Collection entries:
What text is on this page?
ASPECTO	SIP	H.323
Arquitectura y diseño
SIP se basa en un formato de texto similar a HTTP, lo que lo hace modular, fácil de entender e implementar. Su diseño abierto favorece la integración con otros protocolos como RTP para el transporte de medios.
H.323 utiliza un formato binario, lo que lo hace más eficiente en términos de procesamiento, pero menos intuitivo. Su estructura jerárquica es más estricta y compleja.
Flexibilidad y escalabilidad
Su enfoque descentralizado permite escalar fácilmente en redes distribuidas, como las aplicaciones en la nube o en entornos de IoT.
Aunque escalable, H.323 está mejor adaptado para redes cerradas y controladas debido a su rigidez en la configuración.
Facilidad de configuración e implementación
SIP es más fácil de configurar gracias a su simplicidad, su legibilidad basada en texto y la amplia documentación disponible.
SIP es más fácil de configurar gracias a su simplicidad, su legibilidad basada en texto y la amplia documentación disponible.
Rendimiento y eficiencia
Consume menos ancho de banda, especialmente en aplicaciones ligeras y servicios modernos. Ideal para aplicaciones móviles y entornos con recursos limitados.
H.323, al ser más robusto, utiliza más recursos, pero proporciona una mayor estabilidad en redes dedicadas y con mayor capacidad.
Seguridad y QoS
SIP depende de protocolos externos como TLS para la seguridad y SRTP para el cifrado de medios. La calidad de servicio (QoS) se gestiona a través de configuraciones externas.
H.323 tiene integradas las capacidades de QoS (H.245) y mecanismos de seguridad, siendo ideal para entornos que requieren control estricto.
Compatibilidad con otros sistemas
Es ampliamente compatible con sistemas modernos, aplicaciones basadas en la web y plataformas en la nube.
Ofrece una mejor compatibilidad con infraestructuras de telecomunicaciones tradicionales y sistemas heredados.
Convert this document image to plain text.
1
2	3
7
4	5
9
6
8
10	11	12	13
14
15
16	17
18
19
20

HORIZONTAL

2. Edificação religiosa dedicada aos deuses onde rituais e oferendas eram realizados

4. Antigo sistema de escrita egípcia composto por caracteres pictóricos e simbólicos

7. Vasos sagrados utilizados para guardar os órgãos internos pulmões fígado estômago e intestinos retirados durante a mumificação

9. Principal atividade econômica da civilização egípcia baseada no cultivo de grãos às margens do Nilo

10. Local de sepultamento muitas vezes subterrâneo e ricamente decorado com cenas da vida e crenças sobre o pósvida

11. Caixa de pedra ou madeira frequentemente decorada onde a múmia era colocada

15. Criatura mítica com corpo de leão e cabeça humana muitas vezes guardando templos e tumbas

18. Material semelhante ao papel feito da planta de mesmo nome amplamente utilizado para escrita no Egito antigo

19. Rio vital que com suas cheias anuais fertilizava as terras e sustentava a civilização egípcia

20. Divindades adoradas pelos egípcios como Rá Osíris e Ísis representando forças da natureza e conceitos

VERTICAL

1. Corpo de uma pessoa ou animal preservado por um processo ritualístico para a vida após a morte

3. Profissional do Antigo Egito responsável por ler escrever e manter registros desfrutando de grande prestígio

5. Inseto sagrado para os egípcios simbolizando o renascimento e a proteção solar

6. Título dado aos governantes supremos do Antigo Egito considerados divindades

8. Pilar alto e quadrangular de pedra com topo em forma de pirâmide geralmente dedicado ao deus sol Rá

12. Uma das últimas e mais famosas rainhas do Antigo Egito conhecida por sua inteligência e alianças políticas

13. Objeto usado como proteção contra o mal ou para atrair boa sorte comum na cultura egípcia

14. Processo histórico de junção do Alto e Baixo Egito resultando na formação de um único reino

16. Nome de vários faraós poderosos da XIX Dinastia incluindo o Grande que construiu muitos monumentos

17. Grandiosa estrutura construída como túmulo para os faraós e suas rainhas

▶ **Task to complete**: Extract lines where the string "pedra" occurs.

▶ **Answer to this exercise**:
11. Caixa de pedra ou madeira frequentemente decorada onde a múmia era colocada
8. Pilar alto e quadrangular de pedra com topo em forma de pirâmide geralmente dedicado ao deus sol Rá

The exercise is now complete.